### Short problem:
The records that follow need to be output exactly as they are.

****************************************

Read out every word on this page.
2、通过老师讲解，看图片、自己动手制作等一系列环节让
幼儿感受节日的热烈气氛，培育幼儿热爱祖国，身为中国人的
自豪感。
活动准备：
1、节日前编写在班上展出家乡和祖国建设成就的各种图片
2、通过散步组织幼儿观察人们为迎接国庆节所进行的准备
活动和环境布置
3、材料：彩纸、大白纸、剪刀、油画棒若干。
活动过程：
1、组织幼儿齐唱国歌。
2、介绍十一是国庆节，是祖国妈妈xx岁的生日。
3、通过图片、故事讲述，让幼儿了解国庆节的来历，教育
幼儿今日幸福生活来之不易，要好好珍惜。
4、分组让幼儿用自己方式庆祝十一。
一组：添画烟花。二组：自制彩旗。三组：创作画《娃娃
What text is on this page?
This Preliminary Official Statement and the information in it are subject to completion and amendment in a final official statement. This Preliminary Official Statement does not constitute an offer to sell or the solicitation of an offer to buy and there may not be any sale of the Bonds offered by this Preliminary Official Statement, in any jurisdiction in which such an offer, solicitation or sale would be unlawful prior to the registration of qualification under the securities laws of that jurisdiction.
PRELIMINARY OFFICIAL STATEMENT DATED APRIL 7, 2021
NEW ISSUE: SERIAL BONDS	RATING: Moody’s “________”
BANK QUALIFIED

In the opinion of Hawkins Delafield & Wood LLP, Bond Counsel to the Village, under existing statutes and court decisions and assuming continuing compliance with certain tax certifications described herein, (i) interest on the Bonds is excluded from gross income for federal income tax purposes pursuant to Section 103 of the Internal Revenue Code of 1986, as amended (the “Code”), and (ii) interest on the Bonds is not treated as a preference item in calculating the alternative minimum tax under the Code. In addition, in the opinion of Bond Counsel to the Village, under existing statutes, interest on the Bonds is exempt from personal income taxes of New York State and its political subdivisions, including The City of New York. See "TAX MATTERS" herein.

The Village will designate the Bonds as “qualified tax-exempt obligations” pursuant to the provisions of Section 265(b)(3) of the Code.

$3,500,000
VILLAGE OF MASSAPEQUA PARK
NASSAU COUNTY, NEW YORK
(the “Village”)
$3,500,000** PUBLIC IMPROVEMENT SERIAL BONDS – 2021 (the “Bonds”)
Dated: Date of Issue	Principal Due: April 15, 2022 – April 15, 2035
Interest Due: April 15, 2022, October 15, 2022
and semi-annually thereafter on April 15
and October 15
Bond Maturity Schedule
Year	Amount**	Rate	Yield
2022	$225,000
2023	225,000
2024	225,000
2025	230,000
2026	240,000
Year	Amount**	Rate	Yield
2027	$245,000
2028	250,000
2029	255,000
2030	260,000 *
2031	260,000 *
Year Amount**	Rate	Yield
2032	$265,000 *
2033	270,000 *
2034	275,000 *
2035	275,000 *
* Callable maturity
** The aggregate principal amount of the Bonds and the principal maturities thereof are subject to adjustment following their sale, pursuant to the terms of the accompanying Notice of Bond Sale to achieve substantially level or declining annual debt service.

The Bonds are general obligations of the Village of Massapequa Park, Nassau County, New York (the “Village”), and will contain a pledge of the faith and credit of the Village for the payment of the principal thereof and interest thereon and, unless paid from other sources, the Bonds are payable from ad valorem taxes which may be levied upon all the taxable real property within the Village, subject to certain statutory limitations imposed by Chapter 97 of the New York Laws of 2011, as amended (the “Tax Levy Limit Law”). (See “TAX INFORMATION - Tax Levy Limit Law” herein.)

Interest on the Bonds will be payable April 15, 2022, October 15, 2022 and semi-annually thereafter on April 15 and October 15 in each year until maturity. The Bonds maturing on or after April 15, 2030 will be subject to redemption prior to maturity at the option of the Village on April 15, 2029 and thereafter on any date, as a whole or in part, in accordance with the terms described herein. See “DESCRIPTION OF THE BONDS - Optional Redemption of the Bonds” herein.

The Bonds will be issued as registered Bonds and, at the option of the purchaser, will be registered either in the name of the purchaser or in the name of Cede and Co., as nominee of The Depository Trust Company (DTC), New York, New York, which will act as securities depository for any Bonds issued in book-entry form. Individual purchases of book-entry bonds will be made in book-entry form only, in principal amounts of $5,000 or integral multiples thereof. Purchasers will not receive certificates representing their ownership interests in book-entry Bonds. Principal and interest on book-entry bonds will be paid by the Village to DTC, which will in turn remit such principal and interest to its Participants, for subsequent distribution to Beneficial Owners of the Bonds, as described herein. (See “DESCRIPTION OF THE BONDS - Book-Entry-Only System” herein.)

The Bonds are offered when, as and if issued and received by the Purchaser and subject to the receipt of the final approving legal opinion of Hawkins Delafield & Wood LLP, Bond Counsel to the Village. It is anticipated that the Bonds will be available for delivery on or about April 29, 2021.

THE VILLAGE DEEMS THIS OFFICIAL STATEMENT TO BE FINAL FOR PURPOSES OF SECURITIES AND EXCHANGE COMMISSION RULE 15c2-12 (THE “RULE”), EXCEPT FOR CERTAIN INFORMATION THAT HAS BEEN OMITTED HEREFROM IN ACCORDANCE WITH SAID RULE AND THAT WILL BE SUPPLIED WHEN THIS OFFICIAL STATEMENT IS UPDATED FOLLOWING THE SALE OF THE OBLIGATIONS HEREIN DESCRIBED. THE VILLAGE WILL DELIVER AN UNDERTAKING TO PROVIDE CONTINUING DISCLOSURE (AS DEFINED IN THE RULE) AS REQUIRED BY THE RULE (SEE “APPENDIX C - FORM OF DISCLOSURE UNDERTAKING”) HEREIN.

****************************************

### Result:
Read out every word on this page.
2、通过老师讲解，看图片、自己动手制作等一系列环节让
幼儿感受节日的热烈气氛，培育幼儿热爱祖国，身为中国人的
自豪感。
活动准备：
1、节日前编写在班上展出家乡和祖国建设成就的各种图片
2、通过散步组织幼儿观察人们为迎接国庆节所进行的准备
活动和环境布置
3、材料：彩纸、大白纸、剪刀、油画棒若干。
活动过程：
1、组织幼儿齐唱国歌。
2、介绍十一是国庆节，是祖国妈妈xx岁的生日。
3、通过图片、故事讲述，让幼儿了解国庆节的来历，教育
幼儿今日幸福生活来之不易，要好好珍惜。
4、分组让幼儿用自己方式庆祝十一。
一组：添画烟花。二组：自制彩旗。三组：创作画《娃娃
What text is on this page?
This Preliminary Official Statement and the information in it are subject to completion and amendment in a final official statement. This Preliminary Official Statement does not constitute an offer to sell or the solicitation of an offer to buy and there may not be any sale of the Bonds offered by this Preliminary Official Statement, in any jurisdiction in which such an offer, solicitation or sale would be unlawful prior to the registration of qualification under the securities laws of that jurisdiction.
PRELIMINARY OFFICIAL STATEMENT DATED APRIL 7, 2021
NEW ISSUE: SERIAL BONDS	RATING: Moody’s “________”
BANK QUALIFIED

In the opinion of Hawkins Delafield & Wood LLP, Bond Counsel to the Village, under existing statutes and court decisions and assuming continuing compliance with certain tax certifications described herein, (i) interest on the Bonds is excluded from gross income for federal income tax purposes pursuant to Section 103 of the Internal Revenue Code of 1986, as amended (the “Code”), and (ii) interest on the Bonds is not treated as a preference item in calculating the alternative minimum tax under the Code. In addition, in the opinion of Bond Counsel to the Village, under existing statutes, interest on the Bonds is exempt from personal income taxes of New York State and its political subdivisions, including The City of New York. See "TAX MATTERS" herein.

The Village will designate the Bonds as “qualified tax-exempt obligations” pursuant to the provisions of Section 265(b)(3) of the Code.

$3,500,000
VILLAGE OF MASSAPEQUA PARK
NASSAU COUNTY, NEW YORK
(the “Village”)
$3,500,000** PUBLIC IMPROVEMENT SERIAL BONDS – 2021 (the “Bonds”)
Dated: Date of Issue	Principal Due: April 15, 2022 – April 15, 2035
Interest Due: April 15, 2022, October 15, 2022
and semi-annually thereafter on April 15
and October 15
Bond Maturity Schedule
Year	Amount**	Rate	Yield
2022	$225,000
2023	225,000
2024	225,000
2025	230,000
2026	240,000
Year	Amount**	Rate	Yield
2027	$245,000
2028	250,000
2029	255,000
2030	260,000 *
2031	260,000 *
Year Amount**	Rate	Yield
2032	$265,000 *
2033	270,000 *
2034	275,000 *
2035	275,000 *
* Callable maturity
** The aggregate principal amount of the Bonds and the principal maturities thereof are subject to adjustment following their sale, pursuant to the terms of the accompanying Notice of Bond Sale to achieve substantially level or declining annual debt service.

The Bonds are general obligations of the Village of Massapequa Park, Nassau County, New York (the “Village”), and will contain a pledge of the faith and credit of the Village for the payment of the principal thereof and interest thereon and, unless paid from other sources, the Bonds are payable from ad valorem taxes which may be levied upon all the taxable real property within the Village, subject to certain statutory limitations imposed by Chapter 97 of the New York Laws of 2011, as amended (the “Tax Levy Limit Law”). (See “TAX INFORMATION - Tax Levy Limit Law” herein.)

Interest on the Bonds will be payable April 15, 2022, October 15, 2022 and semi-annually thereafter on April 15 and October 15 in each year until maturity. The Bonds maturing on or after April 15, 2030 will be subject to redemption prior to maturity at the option of the Village on April 15, 2029 and thereafter on any date, as a whole or in part, in accordance with the terms described herein. See “DESCRIPTION OF THE BONDS - Optional Redemption of the Bonds” herein.

The Bonds will be issued as registered Bonds and, at the option of the purchaser, will be registered either in the name of the purchaser or in the name of Cede and Co., as nominee of The Depository Trust Company (DTC), New York, New York, which will act as securities depository for any Bonds issued in book-entry form. Individual purchases of book-entry bonds will be made in book-entry form only, in principal amounts of $5,000 or integral multiples thereof. Purchasers will not receive certificates representing their ownership interests in book-entry Bonds. Principal and interest on book-entry bonds will be paid by the Village to DTC, which will in turn remit such principal and interest to its Participants, for subsequent distribution to Beneficial Owners of the Bonds, as described herein. (See “DESCRIPTION OF THE BONDS - Book-Entry-Only System” herein.)

The Bonds are offered when, as and if issued and received by the Purchaser and subject to the receipt of the final approving legal opinion of Hawkins Delafield & Wood LLP, Bond Counsel to the Village. It is anticipated that the Bonds will be available for delivery on or about April 29, 2021.

THE VILLAGE DEEMS THIS OFFICIAL STATEMENT TO BE FINAL FOR PURPOSES OF SECURITIES AND EXCHANGE COMMISSION RULE 15c2-12 (THE “RULE”), EXCEPT FOR CERTAIN INFORMATION THAT HAS BEEN OMITTED HEREFROM IN ACCORDANCE WITH SAID RULE AND THAT WILL BE SUPPLIED WHEN THIS OFFICIAL STATEMENT IS UPDATED FOLLOWING THE SALE OF THE OBLIGATIONS HEREIN DESCRIBED. THE VILLAGE WILL DELIVER AN UNDERTAKING TO PROVIDE CONTINUING DISCLOSURE (AS DEFINED IN THE RULE) AS REQUIRED BY THE RULE (SEE “APPENDIX C - FORM OF DISCLOSURE UNDERTAKING”) HEREIN.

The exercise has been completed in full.